EXERCISE GOAL:
Copy out the entries below precisely; nothing is to be omitted.

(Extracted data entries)
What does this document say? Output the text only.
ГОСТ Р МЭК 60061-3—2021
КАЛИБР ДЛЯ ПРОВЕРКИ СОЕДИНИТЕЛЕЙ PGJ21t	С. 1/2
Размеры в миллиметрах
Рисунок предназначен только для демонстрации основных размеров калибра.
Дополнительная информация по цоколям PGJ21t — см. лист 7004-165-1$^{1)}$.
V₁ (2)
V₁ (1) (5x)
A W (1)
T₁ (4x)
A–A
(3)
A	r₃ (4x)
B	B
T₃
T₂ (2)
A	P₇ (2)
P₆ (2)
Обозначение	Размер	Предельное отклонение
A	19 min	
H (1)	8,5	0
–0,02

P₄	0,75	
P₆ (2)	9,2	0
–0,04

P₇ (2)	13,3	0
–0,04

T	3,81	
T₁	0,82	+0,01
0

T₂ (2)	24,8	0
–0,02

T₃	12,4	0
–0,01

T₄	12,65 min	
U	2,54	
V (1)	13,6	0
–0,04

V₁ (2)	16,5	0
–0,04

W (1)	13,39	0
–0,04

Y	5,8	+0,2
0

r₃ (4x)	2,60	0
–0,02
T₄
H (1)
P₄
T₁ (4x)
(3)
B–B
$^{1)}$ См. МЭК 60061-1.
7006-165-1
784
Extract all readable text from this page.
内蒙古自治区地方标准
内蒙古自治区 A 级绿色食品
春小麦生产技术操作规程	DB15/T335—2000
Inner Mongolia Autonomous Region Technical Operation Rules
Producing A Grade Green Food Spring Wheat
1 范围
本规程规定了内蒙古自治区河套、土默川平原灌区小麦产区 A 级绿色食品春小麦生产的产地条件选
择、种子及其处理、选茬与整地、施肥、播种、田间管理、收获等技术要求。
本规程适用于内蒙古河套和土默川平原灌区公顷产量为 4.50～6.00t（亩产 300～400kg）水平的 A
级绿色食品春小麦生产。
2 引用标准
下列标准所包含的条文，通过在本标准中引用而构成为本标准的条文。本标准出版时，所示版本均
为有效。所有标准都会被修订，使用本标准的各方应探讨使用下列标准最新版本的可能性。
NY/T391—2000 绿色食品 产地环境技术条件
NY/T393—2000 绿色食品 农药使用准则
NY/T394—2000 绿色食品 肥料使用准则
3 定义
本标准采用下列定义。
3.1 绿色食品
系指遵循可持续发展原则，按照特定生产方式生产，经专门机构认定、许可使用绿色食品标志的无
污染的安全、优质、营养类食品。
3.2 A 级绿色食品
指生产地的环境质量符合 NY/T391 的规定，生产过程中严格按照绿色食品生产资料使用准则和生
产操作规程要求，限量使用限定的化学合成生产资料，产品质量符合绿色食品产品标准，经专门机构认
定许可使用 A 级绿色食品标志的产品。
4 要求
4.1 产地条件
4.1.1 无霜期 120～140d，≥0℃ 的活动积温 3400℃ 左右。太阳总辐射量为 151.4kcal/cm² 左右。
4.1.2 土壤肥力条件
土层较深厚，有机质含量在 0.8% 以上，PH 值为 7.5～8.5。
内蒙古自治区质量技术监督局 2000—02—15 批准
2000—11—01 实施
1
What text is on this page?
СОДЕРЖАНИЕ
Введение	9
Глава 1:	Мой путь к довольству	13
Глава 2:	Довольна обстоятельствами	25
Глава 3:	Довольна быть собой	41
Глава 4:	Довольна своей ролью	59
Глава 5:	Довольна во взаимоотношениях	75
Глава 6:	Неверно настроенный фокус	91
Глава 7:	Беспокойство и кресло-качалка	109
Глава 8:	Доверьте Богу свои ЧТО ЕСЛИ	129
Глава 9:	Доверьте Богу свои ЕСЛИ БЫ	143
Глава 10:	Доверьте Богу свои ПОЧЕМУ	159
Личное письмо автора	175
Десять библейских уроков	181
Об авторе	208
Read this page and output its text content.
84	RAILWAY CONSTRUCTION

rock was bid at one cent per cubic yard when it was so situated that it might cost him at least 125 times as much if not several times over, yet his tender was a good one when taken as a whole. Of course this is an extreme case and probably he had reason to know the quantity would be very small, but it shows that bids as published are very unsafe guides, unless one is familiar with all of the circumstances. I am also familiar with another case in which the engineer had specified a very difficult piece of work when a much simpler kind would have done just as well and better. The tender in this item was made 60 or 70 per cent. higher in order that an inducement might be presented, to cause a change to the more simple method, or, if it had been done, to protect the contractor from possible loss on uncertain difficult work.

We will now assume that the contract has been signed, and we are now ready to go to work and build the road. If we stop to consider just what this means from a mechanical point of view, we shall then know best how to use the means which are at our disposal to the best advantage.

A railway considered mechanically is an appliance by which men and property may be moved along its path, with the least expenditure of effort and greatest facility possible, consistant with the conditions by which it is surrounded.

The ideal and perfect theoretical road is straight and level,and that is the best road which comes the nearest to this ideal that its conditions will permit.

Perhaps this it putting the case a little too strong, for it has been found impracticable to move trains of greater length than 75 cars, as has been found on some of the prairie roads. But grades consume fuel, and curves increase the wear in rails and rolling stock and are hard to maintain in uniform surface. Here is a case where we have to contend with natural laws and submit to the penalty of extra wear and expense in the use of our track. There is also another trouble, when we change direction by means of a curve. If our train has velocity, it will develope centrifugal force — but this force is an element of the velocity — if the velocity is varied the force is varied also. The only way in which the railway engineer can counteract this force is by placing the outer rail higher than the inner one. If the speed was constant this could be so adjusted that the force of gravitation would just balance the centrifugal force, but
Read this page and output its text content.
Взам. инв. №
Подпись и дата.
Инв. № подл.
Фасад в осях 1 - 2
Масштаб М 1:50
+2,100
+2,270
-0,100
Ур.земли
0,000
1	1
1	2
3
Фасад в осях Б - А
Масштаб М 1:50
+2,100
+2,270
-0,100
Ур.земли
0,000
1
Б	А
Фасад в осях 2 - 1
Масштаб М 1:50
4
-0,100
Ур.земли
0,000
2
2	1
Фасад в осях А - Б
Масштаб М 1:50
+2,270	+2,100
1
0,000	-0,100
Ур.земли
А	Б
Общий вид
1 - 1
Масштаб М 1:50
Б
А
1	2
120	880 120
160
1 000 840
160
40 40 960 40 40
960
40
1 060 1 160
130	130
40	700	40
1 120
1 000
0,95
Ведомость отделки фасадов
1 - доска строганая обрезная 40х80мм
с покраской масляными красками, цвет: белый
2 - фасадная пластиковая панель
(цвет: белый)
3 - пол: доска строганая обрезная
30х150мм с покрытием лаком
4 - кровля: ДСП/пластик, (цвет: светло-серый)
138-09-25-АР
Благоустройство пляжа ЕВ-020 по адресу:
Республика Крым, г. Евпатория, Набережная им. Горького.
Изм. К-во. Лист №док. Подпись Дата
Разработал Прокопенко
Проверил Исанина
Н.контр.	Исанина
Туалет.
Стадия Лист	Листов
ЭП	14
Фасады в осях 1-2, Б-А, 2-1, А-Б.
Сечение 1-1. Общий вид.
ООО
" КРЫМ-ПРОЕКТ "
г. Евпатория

IN RESPONSE:
What does this document say? Output the text only.
ГОСТ Р МЭК 60061-3—2021
КАЛИБР ДЛЯ ПРОВЕРКИ СОЕДИНИТЕЛЕЙ PGJ21t	С. 1/2
Размеры в миллиметрах
Рисунок предназначен только для демонстрации основных размеров калибра.
Дополнительная информация по цоколям PGJ21t — см. лист 7004-165-1$^{1)}$.
V₁ (2)
V₁ (1) (5x)
A W (1)
T₁ (4x)
A–A
(3)
A	r₃ (4x)
B	B
T₃
T₂ (2)
A	P₇ (2)
P₆ (2)
Обозначение	Размер	Предельное отклонение
A	19 min	
H (1)	8,5	0
–0,02

P₄	0,75	
P₆ (2)	9,2	0
–0,04

P₇ (2)	13,3	0
–0,04

T	3,81	
T₁	0,82	+0,01
0

T₂ (2)	24,8	0
–0,02

T₃	12,4	0
–0,01

T₄	12,65 min	
U	2,54	
V (1)	13,6	0
–0,04

V₁ (2)	16,5	0
–0,04

W (1)	13,39	0
–0,04

Y	5,8	+0,2
0

r₃ (4x)	2,60	0
–0,02
T₄
H (1)
P₄
T₁ (4x)
(3)
B–B
$^{1)}$ См. МЭК 60061-1.
7006-165-1
784
Extract all readable text from this page.
内蒙古自治区地方标准
内蒙古自治区 A 级绿色食品
春小麦生产技术操作规程	DB15/T335—2000
Inner Mongolia Autonomous Region Technical Operation Rules
Producing A Grade Green Food Spring Wheat
1 范围
本规程规定了内蒙古自治区河套、土默川平原灌区小麦产区 A 级绿色食品春小麦生产的产地条件选
择、种子及其处理、选茬与整地、施肥、播种、田间管理、收获等技术要求。
本规程适用于内蒙古河套和土默川平原灌区公顷产量为 4.50～6.00t（亩产 300～400kg）水平的 A
级绿色食品春小麦生产。
2 引用标准
下列标准所包含的条文，通过在本标准中引用而构成为本标准的条文。本标准出版时，所示版本均
为有效。所有标准都会被修订，使用本标准的各方应探讨使用下列标准最新版本的可能性。
NY/T391—2000 绿色食品 产地环境技术条件
NY/T393—2000 绿色食品 农药使用准则
NY/T394—2000 绿色食品 肥料使用准则
3 定义
本标准采用下列定义。
3.1 绿色食品
系指遵循可持续发展原则，按照特定生产方式生产，经专门机构认定、许可使用绿色食品标志的无
污染的安全、优质、营养类食品。
3.2 A 级绿色食品
指生产地的环境质量符合 NY/T391 的规定，生产过程中严格按照绿色食品生产资料使用准则和生
产操作规程要求，限量使用限定的化学合成生产资料，产品质量符合绿色食品产品标准，经专门机构认
定许可使用 A 级绿色食品标志的产品。
4 要求
4.1 产地条件
4.1.1 无霜期 120～140d，≥0℃ 的活动积温 3400℃ 左右。太阳总辐射量为 151.4kcal/cm² 左右。
4.1.2 土壤肥力条件
土层较深厚，有机质含量在 0.8% 以上，PH 值为 7.5～8.5。
内蒙古自治区质量技术监督局 2000—02—15 批准
2000—11—01 实施
1
What text is on this page?
СОДЕРЖАНИЕ
Введение	9
Глава 1:	Мой путь к довольству	13
Глава 2:	Довольна обстоятельствами	25
Глава 3:	Довольна быть собой	41
Глава 4:	Довольна своей ролью	59
Глава 5:	Довольна во взаимоотношениях	75
Глава 6:	Неверно настроенный фокус	91
Глава 7:	Беспокойство и кресло-качалка	109
Глава 8:	Доверьте Богу свои ЧТО ЕСЛИ	129
Глава 9:	Доверьте Богу свои ЕСЛИ БЫ	143
Глава 10:	Доверьте Богу свои ПОЧЕМУ	159
Личное письмо автора	175
Десять библейских уроков	181
Об авторе	208
Read this page and output its text content.
84	RAILWAY CONSTRUCTION

rock was bid at one cent per cubic yard when it was so situated that it might cost him at least 125 times as much if not several times over, yet his tender was a good one when taken as a whole. Of course this is an extreme case and probably he had reason to know the quantity would be very small, but it shows that bids as published are very unsafe guides, unless one is familiar with all of the circumstances. I am also familiar with another case in which the engineer had specified a very difficult piece of work when a much simpler kind would have done just as well and better. The tender in this item was made 60 or 70 per cent. higher in order that an inducement might be presented, to cause a change to the more simple method, or, if it had been done, to protect the contractor from possible loss on uncertain difficult work.

We will now assume that the contract has been signed, and we are now ready to go to work and build the road. If we stop to consider just what this means from a mechanical point of view, we shall then know best how to use the means which are at our disposal to the best advantage.

A railway considered mechanically is an appliance by which men and property may be moved along its path, with the least expenditure of effort and greatest facility possible, consistant with the conditions by which it is surrounded.

The ideal and perfect theoretical road is straight and level,and that is the best road which comes the nearest to this ideal that its conditions will permit.

Perhaps this it putting the case a little too strong, for it has been found impracticable to move trains of greater length than 75 cars, as has been found on some of the prairie roads. But grades consume fuel, and curves increase the wear in rails and rolling stock and are hard to maintain in uniform surface. Here is a case where we have to contend with natural laws and submit to the penalty of extra wear and expense in the use of our track. There is also another trouble, when we change direction by means of a curve. If our train has velocity, it will develope centrifugal force — but this force is an element of the velocity — if the velocity is varied the force is varied also. The only way in which the railway engineer can counteract this force is by placing the outer rail higher than the inner one. If the speed was constant this could be so adjusted that the force of gravitation would just balance the centrifugal force, but
Read this page and output its text content.
Взам. инв. №
Подпись и дата.
Инв. № подл.
Фасад в осях 1 - 2
Масштаб М 1:50
+2,100
+2,270
-0,100
Ур.земли
0,000
1	1
1	2
3
Фасад в осях Б - А
Масштаб М 1:50
+2,100
+2,270
-0,100
Ур.земли
0,000
1
Б	А
Фасад в осях 2 - 1
Масштаб М 1:50
4
-0,100
Ур.земли
0,000
2
2	1
Фасад в осях А - Б
Масштаб М 1:50
+2,270	+2,100
1
0,000	-0,100
Ур.земли
А	Б
Общий вид
1 - 1
Масштаб М 1:50
Б
А
1	2
120	880 120
160
1 000 840
160
40 40 960 40 40
960
40
1 060 1 160
130	130
40	700	40
1 120
1 000
0,95
Ведомость отделки фасадов
1 - доска строганая обрезная 40х80мм
с покраской масляными красками, цвет: белый
2 - фасадная пластиковая панель
(цвет: белый)
3 - пол: доска строганая обрезная
30х150мм с покрытием лаком
4 - кровля: ДСП/пластик, (цвет: светло-серый)
138-09-25-АР
Благоустройство пляжа ЕВ-020 по адресу:
Республика Крым, г. Евпатория, Набережная им. Горького.
Изм. К-во. Лист №док. Подпись Дата
Разработал Прокопенко
Проверил Исанина
Н.контр.	Исанина
Туалет.
Стадия Лист	Листов
ЭП	14
Фасады в осях 1-2, Б-А, 2-1, А-Б.
Сечение 1-1. Общий вид.
ООО
" КРЫМ-ПРОЕКТ "
г. Евпатория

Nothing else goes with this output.